INPUT DATA:

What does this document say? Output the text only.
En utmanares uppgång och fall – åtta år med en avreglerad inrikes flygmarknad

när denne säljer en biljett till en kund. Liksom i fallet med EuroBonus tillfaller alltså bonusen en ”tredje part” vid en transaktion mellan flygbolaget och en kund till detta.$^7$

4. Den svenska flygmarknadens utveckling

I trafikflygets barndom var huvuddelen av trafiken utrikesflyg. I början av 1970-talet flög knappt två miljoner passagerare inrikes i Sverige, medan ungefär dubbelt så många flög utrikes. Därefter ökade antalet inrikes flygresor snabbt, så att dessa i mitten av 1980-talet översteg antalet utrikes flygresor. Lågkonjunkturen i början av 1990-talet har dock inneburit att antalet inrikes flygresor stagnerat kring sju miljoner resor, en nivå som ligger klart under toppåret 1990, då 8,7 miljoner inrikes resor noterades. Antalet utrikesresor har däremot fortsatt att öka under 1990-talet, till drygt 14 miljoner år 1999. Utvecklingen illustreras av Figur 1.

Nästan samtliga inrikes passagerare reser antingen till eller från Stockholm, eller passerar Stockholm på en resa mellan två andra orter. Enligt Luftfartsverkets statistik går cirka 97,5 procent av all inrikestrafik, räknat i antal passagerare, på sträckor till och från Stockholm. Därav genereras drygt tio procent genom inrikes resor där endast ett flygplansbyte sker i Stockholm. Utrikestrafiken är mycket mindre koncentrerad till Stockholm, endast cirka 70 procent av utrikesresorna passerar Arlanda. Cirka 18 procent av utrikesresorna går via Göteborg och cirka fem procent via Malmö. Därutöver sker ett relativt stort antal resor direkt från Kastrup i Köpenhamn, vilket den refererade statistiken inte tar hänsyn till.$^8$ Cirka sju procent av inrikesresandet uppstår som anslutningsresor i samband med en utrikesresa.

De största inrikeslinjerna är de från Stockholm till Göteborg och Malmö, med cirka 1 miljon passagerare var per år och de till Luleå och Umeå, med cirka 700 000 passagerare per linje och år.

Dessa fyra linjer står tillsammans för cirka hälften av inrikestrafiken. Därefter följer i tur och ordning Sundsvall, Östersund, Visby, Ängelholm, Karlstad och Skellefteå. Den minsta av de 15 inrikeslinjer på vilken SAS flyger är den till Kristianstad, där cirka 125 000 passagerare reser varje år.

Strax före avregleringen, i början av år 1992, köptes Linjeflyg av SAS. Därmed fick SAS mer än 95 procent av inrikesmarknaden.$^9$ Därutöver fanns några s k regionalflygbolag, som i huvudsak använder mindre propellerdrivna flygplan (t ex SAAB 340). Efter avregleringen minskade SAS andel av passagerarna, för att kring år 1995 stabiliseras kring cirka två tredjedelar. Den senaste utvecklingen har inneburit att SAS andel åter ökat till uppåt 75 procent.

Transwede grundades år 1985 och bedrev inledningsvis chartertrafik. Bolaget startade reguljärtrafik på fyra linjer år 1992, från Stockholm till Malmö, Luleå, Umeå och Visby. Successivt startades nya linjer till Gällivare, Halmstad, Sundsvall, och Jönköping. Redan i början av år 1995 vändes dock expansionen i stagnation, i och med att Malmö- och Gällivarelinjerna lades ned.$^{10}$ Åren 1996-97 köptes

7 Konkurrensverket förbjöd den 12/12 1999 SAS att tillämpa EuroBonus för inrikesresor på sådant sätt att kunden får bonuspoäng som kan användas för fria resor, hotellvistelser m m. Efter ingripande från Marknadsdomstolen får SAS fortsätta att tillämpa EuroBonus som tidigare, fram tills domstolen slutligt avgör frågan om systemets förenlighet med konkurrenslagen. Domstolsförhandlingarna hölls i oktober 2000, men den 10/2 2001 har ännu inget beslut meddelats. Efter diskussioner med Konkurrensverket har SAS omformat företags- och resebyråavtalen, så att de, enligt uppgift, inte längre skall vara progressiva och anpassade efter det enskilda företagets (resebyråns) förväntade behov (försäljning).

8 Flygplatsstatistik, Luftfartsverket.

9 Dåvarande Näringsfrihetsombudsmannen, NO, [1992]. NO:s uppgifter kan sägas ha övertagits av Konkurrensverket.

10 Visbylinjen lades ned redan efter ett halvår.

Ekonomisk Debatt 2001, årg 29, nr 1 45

EXERCISE REQUIREMENTS:
Give only a number, the count of lines above that include the string "Luleå".

WRITTEN RESPONSE:
2